WHAT THE TASK REQUIRES -> Copy whichever lines contain the string "name".

RECORD SET ->
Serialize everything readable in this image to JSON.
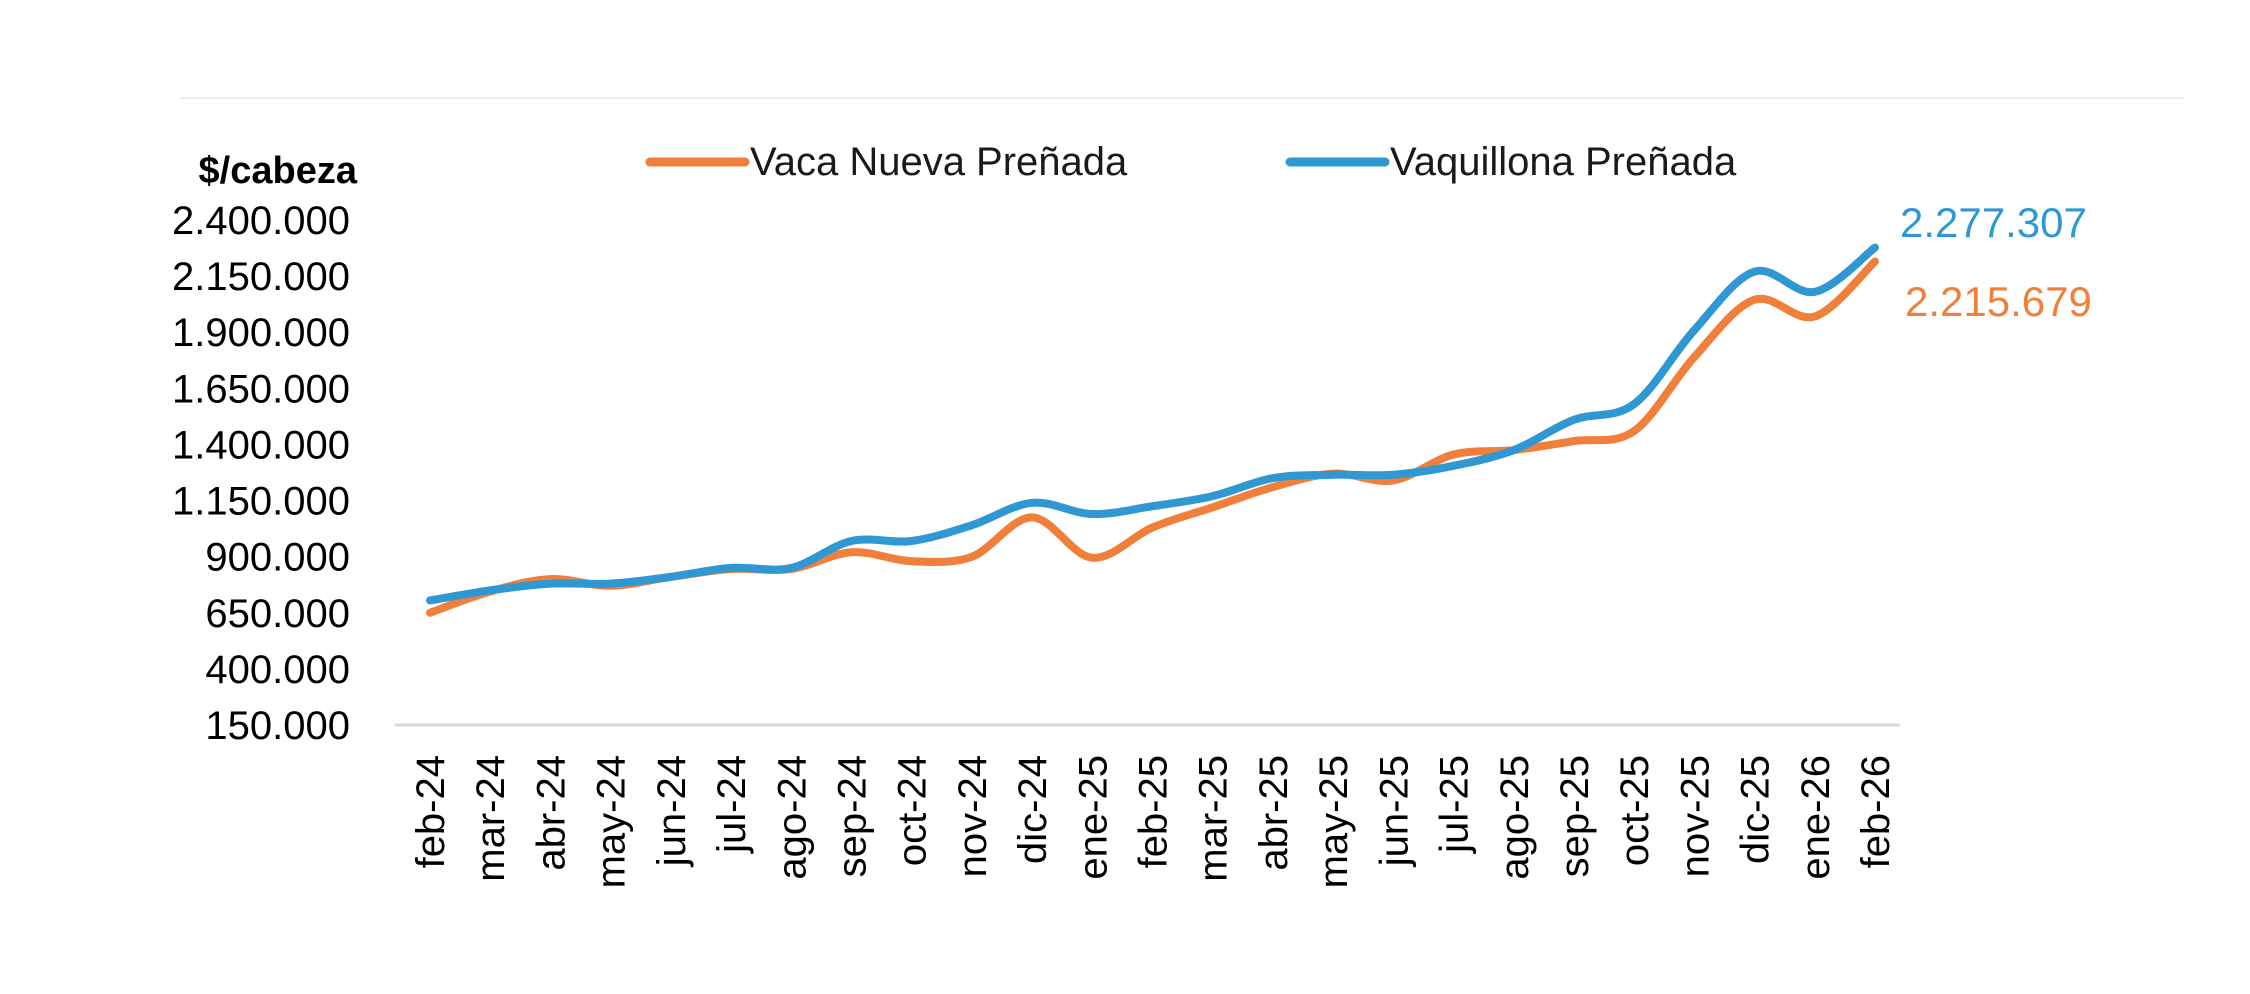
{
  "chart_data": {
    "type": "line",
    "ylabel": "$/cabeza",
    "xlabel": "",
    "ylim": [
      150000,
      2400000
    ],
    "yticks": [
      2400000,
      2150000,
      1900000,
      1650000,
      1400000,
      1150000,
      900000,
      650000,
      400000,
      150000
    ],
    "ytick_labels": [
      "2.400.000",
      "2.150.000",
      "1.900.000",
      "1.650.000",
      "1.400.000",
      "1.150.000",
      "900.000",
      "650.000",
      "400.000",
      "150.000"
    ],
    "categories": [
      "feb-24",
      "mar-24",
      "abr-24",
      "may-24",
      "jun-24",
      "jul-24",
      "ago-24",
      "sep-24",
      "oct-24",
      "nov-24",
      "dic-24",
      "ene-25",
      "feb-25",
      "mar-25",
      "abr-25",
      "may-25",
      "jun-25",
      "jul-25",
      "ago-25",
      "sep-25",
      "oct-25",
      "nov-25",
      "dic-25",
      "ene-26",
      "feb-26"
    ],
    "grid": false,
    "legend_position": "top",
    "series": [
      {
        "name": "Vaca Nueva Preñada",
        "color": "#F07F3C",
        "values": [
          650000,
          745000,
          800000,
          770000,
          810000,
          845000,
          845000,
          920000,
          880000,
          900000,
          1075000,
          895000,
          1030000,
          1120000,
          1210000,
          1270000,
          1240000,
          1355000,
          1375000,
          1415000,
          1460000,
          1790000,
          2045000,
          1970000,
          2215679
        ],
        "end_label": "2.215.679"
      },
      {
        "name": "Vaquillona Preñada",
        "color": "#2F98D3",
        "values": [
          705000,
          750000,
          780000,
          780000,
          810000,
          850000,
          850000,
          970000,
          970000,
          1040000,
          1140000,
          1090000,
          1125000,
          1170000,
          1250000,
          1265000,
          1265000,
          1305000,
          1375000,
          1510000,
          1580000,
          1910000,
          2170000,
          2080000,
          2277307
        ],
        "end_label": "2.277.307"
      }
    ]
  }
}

SOLUTION TO THIS TASK ->
        "name": "Vaca Nueva Preñada",
        "name": "Vaquillona Preñada",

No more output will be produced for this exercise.